**STATED GOAL:** In the essay about finding a muse, what does the writer say their work gives them?

**PAGE TEXT:**

- - - - - - -

Finding a muse

Not writing is a struggle.

You tap the pen against paper, hover hands over a keyboard, and nothing comes.

It’s a creative endeavor, needing a resource to be tapped, for some who write (some like me). Energy, inspiration, time, or just a flash at a particular moment that gets the gears moving.

The process isn’t new, we’ve all read about it before. But for each one who does it this way, it’s unique. Much as our experiences and stories and what we go through is all different, simply because it’s through our eyes.

It’s the stories that make people especially important to me. There are times I wish I could explain that better. But the how and why of things genuinely appeals to me

Poets have muses, and I like that, to a point. It can be a person, an activity or object I love- it has been for me, on many occasions. Someone, or something, that set off a deeper reaction in me, needing to share that in prose.

Oddly (well, oddly in some analysis), I’ve felt my writing is sharper when I’ve had something to play it off- another vocation or job or purpose which I could relay experiences from. I think I would struggle as a writer from day to day- partially because my muses come and go, but partially because I wouldn’t have that well of experience to draw from. My work gives me stories; it fuels my muse.

It’s far from the only thing, but as an experience that can take up the majority of time or thinking on a given day, it’s an important one to have. It’s why I wonder if I’d make it as a writer- would it be as meaningful or sharp when the writing was about itself? When it was the means to the end?

(Ignoring the “is it awful that this post is about itself?” question for the moment- it is a little awful. I’m self aware enough to realize that. But I’m kind of on a roll here.).

- - - - - - -

Dataset entries:
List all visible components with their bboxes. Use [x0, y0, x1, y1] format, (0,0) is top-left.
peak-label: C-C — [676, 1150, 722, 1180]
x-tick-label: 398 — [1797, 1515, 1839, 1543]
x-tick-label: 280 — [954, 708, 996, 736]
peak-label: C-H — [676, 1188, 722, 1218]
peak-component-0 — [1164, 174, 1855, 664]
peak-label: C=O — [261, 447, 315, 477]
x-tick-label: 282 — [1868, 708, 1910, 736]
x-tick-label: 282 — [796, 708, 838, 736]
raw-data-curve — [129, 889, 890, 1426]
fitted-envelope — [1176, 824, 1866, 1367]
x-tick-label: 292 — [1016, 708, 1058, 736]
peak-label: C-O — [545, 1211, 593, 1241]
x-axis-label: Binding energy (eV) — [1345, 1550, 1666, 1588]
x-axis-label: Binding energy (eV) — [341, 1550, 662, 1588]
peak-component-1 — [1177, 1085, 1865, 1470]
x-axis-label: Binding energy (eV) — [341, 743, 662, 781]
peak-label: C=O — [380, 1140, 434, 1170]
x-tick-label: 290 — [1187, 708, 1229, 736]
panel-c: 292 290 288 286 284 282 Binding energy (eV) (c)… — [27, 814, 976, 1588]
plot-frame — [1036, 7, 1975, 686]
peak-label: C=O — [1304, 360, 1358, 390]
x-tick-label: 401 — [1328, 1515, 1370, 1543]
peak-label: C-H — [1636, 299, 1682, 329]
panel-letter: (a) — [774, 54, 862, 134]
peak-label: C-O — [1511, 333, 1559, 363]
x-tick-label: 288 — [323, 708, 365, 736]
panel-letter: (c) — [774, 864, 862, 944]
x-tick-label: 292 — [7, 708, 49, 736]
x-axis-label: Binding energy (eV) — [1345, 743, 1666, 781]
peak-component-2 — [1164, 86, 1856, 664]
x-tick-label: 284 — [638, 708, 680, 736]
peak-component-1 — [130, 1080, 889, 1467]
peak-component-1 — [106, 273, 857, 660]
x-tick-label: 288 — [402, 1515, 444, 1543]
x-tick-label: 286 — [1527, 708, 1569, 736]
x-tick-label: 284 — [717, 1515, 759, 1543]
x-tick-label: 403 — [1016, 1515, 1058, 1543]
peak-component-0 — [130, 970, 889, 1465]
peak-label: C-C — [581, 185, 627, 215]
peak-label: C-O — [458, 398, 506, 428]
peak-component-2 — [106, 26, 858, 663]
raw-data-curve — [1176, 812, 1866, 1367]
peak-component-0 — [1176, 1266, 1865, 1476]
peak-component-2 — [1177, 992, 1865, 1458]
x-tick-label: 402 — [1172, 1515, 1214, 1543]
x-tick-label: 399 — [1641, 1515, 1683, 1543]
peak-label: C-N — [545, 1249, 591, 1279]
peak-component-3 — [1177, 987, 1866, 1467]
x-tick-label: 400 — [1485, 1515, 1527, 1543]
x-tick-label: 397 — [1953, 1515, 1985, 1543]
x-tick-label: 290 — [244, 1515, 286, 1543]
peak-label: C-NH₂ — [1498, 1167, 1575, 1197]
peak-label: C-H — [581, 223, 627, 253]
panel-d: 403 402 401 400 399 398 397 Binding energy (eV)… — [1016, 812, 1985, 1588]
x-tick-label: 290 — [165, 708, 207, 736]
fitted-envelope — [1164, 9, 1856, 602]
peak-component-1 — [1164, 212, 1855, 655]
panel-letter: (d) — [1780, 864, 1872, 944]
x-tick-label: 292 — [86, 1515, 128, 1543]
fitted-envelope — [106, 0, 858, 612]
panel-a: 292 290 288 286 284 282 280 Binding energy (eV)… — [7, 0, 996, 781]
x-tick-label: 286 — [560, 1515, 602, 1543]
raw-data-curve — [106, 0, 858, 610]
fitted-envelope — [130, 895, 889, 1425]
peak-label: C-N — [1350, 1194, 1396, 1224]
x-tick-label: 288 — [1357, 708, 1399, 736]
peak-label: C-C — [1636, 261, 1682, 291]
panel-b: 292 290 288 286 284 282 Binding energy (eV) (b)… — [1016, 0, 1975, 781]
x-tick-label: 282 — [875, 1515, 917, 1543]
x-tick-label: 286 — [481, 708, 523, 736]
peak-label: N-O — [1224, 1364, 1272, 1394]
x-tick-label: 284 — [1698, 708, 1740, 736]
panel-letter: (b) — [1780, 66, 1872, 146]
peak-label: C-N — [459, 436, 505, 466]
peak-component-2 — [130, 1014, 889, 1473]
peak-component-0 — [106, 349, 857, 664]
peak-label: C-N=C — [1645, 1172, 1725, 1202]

- - - - - - -

**RIGHT ANSWER:** Their work gives them stories, and it fuels their muse.